> _Work to complete_:
In the data below, find every line with the string "комнатной" and pull it out.

> _Stored records_:
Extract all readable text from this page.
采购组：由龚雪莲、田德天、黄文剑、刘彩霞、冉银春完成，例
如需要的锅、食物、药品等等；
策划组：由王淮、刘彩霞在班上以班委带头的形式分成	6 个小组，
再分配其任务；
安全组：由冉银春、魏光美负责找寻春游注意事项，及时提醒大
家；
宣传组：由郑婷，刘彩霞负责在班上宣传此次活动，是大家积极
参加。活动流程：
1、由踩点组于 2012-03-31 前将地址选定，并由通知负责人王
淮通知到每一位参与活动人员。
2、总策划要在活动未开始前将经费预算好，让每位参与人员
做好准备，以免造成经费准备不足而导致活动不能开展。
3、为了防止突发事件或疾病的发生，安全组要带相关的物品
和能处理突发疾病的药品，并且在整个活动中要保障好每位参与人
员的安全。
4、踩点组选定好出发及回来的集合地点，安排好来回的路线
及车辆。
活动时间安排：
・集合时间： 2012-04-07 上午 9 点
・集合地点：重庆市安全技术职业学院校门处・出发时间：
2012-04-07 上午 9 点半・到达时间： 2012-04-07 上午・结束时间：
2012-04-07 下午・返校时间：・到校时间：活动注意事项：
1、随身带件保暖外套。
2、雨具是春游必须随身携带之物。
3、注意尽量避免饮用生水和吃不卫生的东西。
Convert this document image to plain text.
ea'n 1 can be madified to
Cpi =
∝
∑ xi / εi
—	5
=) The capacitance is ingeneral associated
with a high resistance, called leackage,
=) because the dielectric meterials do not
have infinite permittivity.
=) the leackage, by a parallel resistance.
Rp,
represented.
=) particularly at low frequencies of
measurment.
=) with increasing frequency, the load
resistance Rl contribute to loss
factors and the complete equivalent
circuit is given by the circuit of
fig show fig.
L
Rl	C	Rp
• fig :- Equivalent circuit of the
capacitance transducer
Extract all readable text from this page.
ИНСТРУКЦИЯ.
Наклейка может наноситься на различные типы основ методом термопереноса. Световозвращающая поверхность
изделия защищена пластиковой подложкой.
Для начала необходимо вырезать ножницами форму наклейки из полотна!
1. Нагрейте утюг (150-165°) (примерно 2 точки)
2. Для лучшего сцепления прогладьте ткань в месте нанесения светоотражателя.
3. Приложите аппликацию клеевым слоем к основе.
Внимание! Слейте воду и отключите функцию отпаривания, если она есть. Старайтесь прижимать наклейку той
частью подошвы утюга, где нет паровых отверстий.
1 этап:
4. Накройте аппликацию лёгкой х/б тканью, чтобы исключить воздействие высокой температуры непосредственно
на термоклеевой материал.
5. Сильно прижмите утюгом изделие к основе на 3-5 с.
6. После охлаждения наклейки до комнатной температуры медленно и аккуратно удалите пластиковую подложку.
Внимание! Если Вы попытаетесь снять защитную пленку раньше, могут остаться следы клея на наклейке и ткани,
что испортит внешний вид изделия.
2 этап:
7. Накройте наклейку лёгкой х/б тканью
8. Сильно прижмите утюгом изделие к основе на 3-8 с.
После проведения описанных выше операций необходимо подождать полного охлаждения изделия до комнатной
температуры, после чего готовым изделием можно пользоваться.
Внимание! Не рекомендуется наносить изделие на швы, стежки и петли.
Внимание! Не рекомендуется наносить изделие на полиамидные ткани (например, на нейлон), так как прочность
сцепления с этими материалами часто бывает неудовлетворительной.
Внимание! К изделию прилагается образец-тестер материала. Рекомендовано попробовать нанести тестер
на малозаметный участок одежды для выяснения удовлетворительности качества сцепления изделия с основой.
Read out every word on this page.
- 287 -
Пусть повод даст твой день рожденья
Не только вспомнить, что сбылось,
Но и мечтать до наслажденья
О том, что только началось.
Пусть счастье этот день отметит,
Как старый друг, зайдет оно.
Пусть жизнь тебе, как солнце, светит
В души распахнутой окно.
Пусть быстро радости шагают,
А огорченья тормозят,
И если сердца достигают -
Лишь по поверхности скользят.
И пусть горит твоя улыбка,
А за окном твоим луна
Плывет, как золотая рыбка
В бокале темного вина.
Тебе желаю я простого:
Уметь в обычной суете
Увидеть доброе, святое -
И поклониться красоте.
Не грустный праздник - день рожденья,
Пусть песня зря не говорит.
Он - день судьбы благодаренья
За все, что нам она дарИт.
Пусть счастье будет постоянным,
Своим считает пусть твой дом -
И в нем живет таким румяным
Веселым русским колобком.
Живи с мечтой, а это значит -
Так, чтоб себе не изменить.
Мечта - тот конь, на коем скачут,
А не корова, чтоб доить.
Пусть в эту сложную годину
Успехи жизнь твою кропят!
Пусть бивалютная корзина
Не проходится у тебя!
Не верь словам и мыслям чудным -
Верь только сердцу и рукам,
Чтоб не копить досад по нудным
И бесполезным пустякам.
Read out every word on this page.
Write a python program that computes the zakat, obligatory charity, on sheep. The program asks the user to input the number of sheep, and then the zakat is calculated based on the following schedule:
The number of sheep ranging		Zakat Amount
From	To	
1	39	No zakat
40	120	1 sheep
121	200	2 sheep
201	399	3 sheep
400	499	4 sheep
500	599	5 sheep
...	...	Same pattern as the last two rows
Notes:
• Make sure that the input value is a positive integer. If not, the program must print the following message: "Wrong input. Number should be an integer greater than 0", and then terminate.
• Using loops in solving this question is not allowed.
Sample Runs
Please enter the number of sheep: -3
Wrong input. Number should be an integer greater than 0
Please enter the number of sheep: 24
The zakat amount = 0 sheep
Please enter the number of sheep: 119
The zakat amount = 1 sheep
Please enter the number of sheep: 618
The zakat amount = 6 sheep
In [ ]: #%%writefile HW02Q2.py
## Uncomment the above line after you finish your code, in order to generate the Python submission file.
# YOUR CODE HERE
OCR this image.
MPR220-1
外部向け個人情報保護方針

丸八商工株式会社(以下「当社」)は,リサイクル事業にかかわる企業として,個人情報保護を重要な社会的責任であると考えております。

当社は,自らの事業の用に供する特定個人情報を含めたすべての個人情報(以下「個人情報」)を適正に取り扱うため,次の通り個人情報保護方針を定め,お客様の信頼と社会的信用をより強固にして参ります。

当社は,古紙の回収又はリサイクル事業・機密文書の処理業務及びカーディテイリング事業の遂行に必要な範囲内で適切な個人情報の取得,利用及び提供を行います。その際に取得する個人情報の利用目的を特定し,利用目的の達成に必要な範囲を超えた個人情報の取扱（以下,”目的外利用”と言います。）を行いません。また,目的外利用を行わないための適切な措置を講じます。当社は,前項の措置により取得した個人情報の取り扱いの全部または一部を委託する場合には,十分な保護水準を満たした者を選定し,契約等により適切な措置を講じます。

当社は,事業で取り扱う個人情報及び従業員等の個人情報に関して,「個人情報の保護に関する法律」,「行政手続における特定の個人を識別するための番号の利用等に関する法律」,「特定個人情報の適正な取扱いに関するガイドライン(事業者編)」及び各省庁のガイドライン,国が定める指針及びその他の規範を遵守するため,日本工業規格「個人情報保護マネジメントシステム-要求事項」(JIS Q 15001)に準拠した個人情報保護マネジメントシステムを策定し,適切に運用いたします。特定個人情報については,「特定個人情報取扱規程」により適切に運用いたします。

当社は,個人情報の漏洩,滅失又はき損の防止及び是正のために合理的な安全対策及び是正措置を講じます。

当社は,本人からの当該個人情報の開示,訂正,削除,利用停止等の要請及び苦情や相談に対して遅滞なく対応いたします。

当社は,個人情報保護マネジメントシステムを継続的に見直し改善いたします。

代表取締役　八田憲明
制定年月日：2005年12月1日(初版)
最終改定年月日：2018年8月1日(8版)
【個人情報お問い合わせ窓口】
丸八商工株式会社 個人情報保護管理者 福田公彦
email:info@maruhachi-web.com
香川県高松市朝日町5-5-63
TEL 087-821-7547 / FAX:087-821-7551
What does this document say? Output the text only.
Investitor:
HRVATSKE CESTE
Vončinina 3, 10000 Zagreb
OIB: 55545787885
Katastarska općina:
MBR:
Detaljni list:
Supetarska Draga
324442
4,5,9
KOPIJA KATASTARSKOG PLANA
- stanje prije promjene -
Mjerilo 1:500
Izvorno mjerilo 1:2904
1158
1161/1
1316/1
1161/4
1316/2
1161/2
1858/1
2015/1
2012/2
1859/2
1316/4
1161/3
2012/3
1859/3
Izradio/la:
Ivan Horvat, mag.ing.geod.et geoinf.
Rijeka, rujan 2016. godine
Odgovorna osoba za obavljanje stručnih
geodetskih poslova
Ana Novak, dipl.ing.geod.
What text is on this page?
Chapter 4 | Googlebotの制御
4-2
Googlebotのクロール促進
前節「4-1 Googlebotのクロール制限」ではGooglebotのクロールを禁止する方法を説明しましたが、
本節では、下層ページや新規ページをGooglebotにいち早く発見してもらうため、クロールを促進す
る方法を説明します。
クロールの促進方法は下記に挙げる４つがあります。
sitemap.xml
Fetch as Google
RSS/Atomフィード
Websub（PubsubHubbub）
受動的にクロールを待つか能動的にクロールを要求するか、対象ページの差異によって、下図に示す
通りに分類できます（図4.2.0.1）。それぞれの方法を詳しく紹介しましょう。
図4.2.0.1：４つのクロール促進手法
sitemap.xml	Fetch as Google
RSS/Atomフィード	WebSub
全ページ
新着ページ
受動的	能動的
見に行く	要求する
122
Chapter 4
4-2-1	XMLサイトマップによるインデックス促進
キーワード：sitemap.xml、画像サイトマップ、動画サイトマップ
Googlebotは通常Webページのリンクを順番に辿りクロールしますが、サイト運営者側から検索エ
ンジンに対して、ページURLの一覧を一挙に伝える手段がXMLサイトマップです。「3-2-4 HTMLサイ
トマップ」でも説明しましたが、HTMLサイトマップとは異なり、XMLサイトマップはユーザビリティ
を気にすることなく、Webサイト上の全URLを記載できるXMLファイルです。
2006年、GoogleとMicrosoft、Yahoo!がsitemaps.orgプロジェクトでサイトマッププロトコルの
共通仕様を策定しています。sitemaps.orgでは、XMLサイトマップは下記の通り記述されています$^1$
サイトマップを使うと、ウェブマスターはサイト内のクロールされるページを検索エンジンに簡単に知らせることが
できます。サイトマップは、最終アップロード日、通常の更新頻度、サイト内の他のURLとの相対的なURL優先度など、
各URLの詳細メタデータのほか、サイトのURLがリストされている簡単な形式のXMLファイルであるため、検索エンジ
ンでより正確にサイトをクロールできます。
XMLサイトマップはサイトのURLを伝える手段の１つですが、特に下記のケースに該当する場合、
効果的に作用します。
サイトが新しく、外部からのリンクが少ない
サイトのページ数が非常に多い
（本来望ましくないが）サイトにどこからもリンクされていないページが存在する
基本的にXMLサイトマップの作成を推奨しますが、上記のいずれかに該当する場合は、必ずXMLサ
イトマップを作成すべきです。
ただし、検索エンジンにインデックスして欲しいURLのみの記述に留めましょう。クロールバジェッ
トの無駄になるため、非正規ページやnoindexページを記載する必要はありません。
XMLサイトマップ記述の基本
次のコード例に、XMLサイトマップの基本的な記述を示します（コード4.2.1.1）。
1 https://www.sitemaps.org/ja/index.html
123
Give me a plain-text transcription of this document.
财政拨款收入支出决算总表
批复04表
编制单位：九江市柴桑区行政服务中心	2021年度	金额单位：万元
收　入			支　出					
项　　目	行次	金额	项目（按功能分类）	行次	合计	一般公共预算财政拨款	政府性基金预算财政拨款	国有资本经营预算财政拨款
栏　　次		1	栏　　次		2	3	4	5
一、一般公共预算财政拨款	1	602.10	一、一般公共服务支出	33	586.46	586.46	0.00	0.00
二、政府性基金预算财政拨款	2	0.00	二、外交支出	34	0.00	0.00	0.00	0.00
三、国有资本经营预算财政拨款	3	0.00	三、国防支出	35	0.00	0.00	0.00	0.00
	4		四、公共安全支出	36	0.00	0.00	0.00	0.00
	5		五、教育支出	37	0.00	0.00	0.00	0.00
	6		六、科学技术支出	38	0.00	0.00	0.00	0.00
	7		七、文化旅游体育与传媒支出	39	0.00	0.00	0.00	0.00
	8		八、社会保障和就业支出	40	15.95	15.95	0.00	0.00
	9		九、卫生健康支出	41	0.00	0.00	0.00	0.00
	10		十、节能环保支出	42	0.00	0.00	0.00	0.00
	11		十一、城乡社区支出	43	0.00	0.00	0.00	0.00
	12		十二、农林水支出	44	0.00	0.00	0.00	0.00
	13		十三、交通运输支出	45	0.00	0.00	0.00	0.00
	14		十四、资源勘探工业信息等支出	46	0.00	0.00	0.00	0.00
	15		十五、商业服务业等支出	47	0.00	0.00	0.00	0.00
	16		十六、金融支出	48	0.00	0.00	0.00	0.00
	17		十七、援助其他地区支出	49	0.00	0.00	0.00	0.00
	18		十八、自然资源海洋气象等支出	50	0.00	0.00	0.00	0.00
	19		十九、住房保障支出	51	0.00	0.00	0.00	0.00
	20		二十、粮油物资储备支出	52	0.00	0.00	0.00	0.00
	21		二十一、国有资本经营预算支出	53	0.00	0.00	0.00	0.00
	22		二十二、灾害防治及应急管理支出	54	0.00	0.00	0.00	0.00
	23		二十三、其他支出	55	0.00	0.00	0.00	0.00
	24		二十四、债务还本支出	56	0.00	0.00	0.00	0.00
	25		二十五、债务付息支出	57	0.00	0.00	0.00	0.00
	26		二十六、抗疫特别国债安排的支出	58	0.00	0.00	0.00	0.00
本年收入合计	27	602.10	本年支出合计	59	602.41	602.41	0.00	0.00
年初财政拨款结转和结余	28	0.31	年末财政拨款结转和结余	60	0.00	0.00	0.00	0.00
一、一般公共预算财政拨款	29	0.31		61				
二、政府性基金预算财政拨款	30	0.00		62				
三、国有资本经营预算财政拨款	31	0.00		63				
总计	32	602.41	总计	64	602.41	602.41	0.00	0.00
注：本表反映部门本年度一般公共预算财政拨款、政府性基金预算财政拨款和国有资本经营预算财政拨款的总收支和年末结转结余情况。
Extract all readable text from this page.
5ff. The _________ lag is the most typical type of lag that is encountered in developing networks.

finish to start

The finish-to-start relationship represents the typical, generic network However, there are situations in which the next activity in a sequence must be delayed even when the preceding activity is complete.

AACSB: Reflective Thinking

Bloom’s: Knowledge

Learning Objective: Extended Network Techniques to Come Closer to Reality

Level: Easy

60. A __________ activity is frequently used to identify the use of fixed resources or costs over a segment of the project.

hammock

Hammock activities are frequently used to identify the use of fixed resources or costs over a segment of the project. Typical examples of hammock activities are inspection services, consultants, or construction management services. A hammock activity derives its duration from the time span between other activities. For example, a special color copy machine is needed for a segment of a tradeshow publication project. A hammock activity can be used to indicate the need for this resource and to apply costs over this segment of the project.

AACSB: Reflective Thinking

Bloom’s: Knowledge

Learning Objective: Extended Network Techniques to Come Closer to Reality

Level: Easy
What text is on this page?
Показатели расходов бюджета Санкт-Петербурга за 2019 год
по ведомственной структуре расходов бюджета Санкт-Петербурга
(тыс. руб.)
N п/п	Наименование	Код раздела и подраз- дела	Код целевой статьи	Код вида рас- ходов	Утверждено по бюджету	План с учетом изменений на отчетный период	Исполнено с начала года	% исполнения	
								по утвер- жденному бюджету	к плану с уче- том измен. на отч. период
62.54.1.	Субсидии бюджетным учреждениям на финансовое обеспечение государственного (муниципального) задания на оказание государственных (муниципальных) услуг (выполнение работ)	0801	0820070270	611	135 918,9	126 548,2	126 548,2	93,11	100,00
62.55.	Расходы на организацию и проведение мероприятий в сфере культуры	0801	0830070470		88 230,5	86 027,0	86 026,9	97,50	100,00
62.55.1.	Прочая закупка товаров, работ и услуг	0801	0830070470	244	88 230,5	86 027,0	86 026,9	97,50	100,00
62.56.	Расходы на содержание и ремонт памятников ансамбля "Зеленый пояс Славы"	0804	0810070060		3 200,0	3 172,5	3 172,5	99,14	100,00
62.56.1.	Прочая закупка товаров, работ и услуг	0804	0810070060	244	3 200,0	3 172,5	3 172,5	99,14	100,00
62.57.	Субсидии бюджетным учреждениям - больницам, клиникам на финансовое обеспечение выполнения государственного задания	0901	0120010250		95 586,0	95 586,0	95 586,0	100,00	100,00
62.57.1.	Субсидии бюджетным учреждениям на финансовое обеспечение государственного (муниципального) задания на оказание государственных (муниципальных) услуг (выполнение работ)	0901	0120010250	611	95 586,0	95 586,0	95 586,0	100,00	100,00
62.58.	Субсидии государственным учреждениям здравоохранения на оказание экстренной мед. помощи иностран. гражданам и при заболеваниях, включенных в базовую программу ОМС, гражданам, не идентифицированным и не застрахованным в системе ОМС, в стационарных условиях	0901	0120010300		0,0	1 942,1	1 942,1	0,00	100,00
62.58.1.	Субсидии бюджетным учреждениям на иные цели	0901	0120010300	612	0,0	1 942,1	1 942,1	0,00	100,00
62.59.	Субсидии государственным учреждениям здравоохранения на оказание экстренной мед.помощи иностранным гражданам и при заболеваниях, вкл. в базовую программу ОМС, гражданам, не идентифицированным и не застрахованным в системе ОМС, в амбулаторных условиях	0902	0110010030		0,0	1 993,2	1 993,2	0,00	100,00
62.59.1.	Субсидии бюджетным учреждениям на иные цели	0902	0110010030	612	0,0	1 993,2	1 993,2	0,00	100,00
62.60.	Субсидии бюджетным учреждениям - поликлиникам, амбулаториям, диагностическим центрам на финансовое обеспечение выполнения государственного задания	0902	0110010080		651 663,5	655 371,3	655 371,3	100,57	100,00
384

> _Worked answer_:
6. После охлаждения наклейки до комнатной температуры медленно и аккуратно удалите пластиковую подложку.
После проведения описанных выше операций необходимо подождать полного охлаждения изделия до комнатной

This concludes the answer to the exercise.